• Exercise directions
Your answer is a single number: the count of lines that contain the string "Connections".

Structured figure records
═══

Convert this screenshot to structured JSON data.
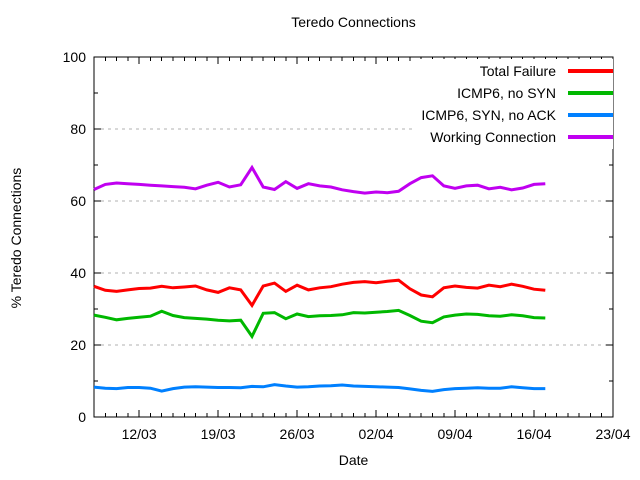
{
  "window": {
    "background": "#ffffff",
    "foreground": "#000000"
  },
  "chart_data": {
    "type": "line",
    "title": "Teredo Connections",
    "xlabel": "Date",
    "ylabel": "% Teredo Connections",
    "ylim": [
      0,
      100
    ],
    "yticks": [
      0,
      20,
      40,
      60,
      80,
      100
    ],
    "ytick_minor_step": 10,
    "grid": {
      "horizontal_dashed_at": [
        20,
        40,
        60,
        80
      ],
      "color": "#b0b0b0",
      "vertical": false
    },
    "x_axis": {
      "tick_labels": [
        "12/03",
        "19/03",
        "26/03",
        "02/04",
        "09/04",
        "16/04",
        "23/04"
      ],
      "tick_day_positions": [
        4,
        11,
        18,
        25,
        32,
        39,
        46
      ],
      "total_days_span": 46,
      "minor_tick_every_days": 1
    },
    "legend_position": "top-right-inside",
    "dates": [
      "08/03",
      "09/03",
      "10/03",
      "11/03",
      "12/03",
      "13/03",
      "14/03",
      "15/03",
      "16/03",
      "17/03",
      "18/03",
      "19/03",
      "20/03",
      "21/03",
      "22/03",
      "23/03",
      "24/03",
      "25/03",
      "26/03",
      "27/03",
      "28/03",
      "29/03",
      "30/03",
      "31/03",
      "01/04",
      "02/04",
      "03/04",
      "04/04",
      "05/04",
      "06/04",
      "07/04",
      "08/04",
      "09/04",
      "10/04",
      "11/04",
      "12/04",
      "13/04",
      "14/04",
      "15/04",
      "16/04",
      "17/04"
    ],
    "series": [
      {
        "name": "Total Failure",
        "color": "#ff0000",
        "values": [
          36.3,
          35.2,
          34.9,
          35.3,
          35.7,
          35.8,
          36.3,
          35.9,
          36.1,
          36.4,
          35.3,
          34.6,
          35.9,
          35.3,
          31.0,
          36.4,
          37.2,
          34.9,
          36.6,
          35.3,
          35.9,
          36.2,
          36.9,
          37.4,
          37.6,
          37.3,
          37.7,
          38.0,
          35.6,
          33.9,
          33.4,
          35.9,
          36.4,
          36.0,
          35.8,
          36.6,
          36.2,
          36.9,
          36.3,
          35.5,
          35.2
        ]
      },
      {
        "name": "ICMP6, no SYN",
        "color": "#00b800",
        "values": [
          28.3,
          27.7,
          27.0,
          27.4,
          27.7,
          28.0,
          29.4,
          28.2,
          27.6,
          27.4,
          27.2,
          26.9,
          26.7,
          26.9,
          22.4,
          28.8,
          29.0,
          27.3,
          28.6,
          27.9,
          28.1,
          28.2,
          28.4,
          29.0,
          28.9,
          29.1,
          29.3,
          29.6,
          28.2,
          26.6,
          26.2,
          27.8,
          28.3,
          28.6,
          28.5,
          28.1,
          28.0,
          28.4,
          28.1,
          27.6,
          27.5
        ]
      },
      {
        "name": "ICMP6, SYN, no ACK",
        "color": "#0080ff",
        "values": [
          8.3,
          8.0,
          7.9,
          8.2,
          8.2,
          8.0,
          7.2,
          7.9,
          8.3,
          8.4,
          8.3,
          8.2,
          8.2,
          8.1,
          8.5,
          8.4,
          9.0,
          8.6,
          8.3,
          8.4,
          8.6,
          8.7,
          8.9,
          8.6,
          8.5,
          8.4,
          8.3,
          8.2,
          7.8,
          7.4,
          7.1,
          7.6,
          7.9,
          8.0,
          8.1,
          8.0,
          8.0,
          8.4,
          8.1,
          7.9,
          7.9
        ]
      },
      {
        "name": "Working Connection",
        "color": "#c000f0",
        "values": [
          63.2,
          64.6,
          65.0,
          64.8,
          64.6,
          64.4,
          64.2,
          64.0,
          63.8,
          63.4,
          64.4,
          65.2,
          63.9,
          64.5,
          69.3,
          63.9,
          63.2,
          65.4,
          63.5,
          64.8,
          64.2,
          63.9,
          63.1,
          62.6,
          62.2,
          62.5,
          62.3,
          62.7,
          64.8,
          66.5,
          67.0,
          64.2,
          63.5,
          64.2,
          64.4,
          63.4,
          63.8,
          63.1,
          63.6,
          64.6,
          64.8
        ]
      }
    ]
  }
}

═══

• Task result
2